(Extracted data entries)
============

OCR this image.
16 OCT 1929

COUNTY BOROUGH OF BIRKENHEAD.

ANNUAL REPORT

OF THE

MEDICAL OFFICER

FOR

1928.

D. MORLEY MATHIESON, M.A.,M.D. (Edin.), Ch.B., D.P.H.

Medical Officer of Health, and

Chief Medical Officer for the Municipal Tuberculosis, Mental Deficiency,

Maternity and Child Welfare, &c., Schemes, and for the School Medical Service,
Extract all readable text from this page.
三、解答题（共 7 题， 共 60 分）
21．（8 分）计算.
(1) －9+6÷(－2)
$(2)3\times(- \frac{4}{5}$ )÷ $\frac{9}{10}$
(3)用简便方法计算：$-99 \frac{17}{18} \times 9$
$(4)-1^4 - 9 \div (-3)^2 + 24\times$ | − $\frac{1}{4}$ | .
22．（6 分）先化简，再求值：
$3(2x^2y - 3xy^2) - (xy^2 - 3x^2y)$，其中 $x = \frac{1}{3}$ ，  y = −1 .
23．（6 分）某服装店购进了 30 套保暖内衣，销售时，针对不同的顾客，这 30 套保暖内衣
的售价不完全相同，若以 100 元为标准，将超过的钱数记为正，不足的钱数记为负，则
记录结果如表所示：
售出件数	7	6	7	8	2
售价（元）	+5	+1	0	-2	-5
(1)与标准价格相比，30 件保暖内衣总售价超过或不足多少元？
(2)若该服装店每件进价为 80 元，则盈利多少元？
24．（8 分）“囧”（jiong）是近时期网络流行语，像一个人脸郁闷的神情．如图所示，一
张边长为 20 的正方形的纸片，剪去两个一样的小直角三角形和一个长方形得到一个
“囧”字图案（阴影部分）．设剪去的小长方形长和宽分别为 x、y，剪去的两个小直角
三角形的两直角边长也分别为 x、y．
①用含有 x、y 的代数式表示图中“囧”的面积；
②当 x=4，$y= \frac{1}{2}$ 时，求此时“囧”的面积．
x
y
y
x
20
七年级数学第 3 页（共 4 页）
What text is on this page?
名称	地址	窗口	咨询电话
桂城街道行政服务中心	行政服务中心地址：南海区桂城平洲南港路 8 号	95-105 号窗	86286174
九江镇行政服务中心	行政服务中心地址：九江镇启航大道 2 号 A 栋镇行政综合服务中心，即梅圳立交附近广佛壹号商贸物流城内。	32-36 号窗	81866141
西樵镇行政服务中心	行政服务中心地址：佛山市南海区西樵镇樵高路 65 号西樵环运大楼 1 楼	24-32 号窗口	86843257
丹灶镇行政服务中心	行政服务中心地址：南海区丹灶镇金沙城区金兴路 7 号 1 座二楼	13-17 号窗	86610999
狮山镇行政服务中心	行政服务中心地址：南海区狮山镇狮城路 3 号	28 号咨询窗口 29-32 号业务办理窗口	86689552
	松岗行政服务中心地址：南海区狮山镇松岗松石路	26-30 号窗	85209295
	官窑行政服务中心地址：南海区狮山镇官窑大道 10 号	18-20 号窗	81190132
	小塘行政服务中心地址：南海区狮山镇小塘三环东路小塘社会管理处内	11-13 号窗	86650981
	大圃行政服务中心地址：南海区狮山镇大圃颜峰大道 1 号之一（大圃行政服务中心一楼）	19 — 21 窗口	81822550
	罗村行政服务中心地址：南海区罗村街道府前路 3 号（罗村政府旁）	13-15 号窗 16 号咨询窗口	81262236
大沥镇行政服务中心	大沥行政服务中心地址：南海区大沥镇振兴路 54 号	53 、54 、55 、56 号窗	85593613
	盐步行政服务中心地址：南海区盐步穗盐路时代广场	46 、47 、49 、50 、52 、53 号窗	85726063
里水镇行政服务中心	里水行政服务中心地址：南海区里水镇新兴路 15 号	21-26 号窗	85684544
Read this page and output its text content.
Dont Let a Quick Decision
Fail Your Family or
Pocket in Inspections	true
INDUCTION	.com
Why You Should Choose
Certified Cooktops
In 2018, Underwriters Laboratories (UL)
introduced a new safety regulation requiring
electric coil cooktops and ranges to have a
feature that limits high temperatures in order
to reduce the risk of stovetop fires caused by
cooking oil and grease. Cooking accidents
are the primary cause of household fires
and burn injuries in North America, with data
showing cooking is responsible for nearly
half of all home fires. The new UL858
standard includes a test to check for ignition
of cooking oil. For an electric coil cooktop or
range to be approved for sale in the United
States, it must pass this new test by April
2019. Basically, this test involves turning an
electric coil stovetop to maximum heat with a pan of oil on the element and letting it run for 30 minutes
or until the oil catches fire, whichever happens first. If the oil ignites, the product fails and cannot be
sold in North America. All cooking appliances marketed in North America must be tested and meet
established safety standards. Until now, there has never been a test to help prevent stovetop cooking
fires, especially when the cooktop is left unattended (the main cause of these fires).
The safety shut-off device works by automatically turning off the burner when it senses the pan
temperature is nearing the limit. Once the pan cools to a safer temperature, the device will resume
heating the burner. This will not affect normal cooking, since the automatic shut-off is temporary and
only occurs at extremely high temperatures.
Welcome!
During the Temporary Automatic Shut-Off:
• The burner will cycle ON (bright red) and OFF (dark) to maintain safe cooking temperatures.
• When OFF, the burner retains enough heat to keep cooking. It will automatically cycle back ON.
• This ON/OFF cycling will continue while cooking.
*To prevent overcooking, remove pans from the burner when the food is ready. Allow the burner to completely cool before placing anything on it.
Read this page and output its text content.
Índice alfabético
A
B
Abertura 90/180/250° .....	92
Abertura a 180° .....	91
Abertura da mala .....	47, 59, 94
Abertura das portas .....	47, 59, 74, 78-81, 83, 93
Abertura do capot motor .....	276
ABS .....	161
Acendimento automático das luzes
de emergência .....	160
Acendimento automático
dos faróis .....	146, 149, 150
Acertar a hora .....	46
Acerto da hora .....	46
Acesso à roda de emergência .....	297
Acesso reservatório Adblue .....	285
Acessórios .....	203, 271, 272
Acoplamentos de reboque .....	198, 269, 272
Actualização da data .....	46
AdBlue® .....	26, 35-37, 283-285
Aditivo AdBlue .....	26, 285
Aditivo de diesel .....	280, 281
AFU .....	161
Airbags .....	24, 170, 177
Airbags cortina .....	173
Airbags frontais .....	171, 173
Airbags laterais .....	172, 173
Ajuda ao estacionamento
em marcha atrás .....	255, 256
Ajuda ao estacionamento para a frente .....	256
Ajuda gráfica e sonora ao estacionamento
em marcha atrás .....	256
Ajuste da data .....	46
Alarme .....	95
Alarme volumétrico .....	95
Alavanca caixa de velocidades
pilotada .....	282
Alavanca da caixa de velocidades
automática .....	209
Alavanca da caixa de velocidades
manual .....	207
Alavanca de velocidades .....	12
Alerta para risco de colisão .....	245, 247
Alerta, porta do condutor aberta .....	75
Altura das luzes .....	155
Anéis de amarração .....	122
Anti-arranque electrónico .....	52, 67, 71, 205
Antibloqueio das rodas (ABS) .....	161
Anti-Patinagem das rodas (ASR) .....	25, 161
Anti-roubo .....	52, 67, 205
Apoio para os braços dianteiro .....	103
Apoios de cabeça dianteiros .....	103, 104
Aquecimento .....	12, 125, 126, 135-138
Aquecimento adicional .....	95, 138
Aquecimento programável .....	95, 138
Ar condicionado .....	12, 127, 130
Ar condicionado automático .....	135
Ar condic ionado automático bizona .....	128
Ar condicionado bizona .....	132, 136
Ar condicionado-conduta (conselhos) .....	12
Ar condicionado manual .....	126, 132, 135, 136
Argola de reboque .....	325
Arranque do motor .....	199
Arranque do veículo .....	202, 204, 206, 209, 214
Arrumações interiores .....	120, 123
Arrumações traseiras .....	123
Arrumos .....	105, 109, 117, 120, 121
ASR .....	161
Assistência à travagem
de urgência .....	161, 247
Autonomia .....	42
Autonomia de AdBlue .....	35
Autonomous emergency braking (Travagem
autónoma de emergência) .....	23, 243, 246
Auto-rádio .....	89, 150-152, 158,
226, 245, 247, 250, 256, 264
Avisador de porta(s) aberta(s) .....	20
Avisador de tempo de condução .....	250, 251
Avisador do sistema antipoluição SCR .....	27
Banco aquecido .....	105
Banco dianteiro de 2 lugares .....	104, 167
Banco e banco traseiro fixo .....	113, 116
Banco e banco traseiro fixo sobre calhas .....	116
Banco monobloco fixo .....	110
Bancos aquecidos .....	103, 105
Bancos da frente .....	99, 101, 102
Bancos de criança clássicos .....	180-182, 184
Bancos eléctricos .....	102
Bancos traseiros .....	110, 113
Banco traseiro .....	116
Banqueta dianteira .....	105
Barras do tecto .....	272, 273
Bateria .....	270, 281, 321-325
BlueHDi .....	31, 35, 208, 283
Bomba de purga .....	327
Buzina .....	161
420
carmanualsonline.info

============

Stated problem: Count every line of the records that holds "device". State the number, nothing else.

Output of the exercise: 2